### Task directions:
Can you give all the records again without altering a single character?

==== Data section ====

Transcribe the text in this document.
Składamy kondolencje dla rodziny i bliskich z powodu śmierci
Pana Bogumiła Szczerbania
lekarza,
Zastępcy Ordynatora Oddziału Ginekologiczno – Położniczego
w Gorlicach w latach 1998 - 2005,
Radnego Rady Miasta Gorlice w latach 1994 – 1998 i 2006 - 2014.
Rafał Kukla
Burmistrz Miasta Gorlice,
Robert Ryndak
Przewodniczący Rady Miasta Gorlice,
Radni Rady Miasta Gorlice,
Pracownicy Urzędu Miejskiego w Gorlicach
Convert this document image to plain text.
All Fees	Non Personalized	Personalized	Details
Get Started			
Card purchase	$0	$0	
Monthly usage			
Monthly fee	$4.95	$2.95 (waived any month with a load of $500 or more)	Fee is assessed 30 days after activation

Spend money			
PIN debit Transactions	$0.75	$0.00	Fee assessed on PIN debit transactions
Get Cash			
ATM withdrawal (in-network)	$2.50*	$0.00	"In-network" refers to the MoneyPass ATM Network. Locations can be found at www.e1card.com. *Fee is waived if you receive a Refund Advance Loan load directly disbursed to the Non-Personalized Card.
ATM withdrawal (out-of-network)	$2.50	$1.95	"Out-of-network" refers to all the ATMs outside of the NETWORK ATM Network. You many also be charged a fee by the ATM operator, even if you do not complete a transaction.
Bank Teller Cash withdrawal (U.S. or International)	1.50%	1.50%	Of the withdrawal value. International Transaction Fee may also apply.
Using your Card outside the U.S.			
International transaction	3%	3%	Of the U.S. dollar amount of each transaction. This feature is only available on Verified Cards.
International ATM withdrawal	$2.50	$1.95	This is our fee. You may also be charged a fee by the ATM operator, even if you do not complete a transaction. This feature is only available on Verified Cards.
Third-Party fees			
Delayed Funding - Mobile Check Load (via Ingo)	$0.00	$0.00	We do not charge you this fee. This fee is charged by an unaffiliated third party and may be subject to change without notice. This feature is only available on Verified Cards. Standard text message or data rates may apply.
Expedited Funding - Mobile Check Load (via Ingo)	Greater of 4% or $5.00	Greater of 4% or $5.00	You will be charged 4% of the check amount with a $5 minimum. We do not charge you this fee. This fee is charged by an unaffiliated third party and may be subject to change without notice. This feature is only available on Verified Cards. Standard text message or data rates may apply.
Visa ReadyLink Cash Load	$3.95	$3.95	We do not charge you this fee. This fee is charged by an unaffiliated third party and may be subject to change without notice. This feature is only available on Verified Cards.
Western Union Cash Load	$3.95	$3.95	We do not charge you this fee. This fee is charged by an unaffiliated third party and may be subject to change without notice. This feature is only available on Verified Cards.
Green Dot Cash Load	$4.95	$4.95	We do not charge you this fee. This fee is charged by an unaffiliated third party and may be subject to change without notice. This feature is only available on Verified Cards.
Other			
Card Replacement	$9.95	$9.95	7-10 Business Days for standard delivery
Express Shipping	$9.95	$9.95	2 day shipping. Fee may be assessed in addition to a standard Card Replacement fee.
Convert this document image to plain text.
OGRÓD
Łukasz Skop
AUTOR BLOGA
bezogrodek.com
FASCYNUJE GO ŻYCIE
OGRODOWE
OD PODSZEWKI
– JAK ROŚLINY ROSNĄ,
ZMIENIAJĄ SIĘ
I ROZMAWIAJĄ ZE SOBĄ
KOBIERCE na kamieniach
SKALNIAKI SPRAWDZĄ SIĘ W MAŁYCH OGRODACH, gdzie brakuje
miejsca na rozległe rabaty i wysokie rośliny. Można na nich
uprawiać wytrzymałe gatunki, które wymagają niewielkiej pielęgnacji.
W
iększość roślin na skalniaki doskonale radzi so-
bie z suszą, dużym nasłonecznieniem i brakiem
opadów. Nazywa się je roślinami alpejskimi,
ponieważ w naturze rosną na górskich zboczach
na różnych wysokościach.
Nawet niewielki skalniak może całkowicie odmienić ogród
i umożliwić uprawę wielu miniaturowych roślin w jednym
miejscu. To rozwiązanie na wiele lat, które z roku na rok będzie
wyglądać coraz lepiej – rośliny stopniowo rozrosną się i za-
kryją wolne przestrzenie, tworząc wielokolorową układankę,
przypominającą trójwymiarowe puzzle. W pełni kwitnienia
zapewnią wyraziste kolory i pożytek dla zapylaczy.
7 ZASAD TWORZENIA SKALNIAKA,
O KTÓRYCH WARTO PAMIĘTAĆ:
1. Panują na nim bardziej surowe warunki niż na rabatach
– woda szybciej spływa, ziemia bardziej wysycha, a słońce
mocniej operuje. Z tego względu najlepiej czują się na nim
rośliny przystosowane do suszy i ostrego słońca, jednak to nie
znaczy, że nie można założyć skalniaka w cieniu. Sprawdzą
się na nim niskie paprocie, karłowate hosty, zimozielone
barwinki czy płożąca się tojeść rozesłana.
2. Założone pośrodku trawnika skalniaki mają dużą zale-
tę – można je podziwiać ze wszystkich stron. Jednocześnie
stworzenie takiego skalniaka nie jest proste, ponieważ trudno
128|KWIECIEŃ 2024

====

### Reply:
Transcribe the text in this document.
Składamy kondolencje dla rodziny i bliskich z powodu śmierci
Pana Bogumiła Szczerbania
lekarza,
Zastępcy Ordynatora Oddziału Ginekologiczno – Położniczego
w Gorlicach w latach 1998 - 2005,
Radnego Rady Miasta Gorlice w latach 1994 – 1998 i 2006 - 2014.
Rafał Kukla
Burmistrz Miasta Gorlice,
Robert Ryndak
Przewodniczący Rady Miasta Gorlice,
Radni Rady Miasta Gorlice,
Pracownicy Urzędu Miejskiego w Gorlicach
Convert this document image to plain text.
All Fees	Non Personalized	Personalized	Details
Get Started			
Card purchase	$0	$0	
Monthly usage			
Monthly fee	$4.95	$2.95 (waived any month with a load of $500 or more)	Fee is assessed 30 days after activation

Spend money			
PIN debit Transactions	$0.75	$0.00	Fee assessed on PIN debit transactions
Get Cash			
ATM withdrawal (in-network)	$2.50*	$0.00	"In-network" refers to the MoneyPass ATM Network. Locations can be found at www.e1card.com. *Fee is waived if you receive a Refund Advance Loan load directly disbursed to the Non-Personalized Card.
ATM withdrawal (out-of-network)	$2.50	$1.95	"Out-of-network" refers to all the ATMs outside of the NETWORK ATM Network. You many also be charged a fee by the ATM operator, even if you do not complete a transaction.
Bank Teller Cash withdrawal (U.S. or International)	1.50%	1.50%	Of the withdrawal value. International Transaction Fee may also apply.
Using your Card outside the U.S.			
International transaction	3%	3%	Of the U.S. dollar amount of each transaction. This feature is only available on Verified Cards.
International ATM withdrawal	$2.50	$1.95	This is our fee. You may also be charged a fee by the ATM operator, even if you do not complete a transaction. This feature is only available on Verified Cards.
Third-Party fees			
Delayed Funding - Mobile Check Load (via Ingo)	$0.00	$0.00	We do not charge you this fee. This fee is charged by an unaffiliated third party and may be subject to change without notice. This feature is only available on Verified Cards. Standard text message or data rates may apply.
Expedited Funding - Mobile Check Load (via Ingo)	Greater of 4% or $5.00	Greater of 4% or $5.00	You will be charged 4% of the check amount with a $5 minimum. We do not charge you this fee. This fee is charged by an unaffiliated third party and may be subject to change without notice. This feature is only available on Verified Cards. Standard text message or data rates may apply.
Visa ReadyLink Cash Load	$3.95	$3.95	We do not charge you this fee. This fee is charged by an unaffiliated third party and may be subject to change without notice. This feature is only available on Verified Cards.
Western Union Cash Load	$3.95	$3.95	We do not charge you this fee. This fee is charged by an unaffiliated third party and may be subject to change without notice. This feature is only available on Verified Cards.
Green Dot Cash Load	$4.95	$4.95	We do not charge you this fee. This fee is charged by an unaffiliated third party and may be subject to change without notice. This feature is only available on Verified Cards.
Other			
Card Replacement	$9.95	$9.95	7-10 Business Days for standard delivery
Express Shipping	$9.95	$9.95	2 day shipping. Fee may be assessed in addition to a standard Card Replacement fee.
Convert this document image to plain text.
OGRÓD
Łukasz Skop
AUTOR BLOGA
bezogrodek.com
FASCYNUJE GO ŻYCIE
OGRODOWE
OD PODSZEWKI
– JAK ROŚLINY ROSNĄ,
ZMIENIAJĄ SIĘ
I ROZMAWIAJĄ ZE SOBĄ
KOBIERCE na kamieniach
SKALNIAKI SPRAWDZĄ SIĘ W MAŁYCH OGRODACH, gdzie brakuje
miejsca na rozległe rabaty i wysokie rośliny. Można na nich
uprawiać wytrzymałe gatunki, które wymagają niewielkiej pielęgnacji.
W
iększość roślin na skalniaki doskonale radzi so-
bie z suszą, dużym nasłonecznieniem i brakiem
opadów. Nazywa się je roślinami alpejskimi,
ponieważ w naturze rosną na górskich zboczach
na różnych wysokościach.
Nawet niewielki skalniak może całkowicie odmienić ogród
i umożliwić uprawę wielu miniaturowych roślin w jednym
miejscu. To rozwiązanie na wiele lat, które z roku na rok będzie
wyglądać coraz lepiej – rośliny stopniowo rozrosną się i za-
kryją wolne przestrzenie, tworząc wielokolorową układankę,
przypominającą trójwymiarowe puzzle. W pełni kwitnienia
zapewnią wyraziste kolory i pożytek dla zapylaczy.
7 ZASAD TWORZENIA SKALNIAKA,
O KTÓRYCH WARTO PAMIĘTAĆ:
1. Panują na nim bardziej surowe warunki niż na rabatach
– woda szybciej spływa, ziemia bardziej wysycha, a słońce
mocniej operuje. Z tego względu najlepiej czują się na nim
rośliny przystosowane do suszy i ostrego słońca, jednak to nie
znaczy, że nie można założyć skalniaka w cieniu. Sprawdzą
się na nim niskie paprocie, karłowate hosty, zimozielone
barwinki czy płożąca się tojeść rozesłana.
2. Założone pośrodku trawnika skalniaki mają dużą zale-
tę – można je podziwiać ze wszystkich stron. Jednocześnie
stworzenie takiego skalniaka nie jest proste, ponieważ trudno
128|KWIECIEŃ 2024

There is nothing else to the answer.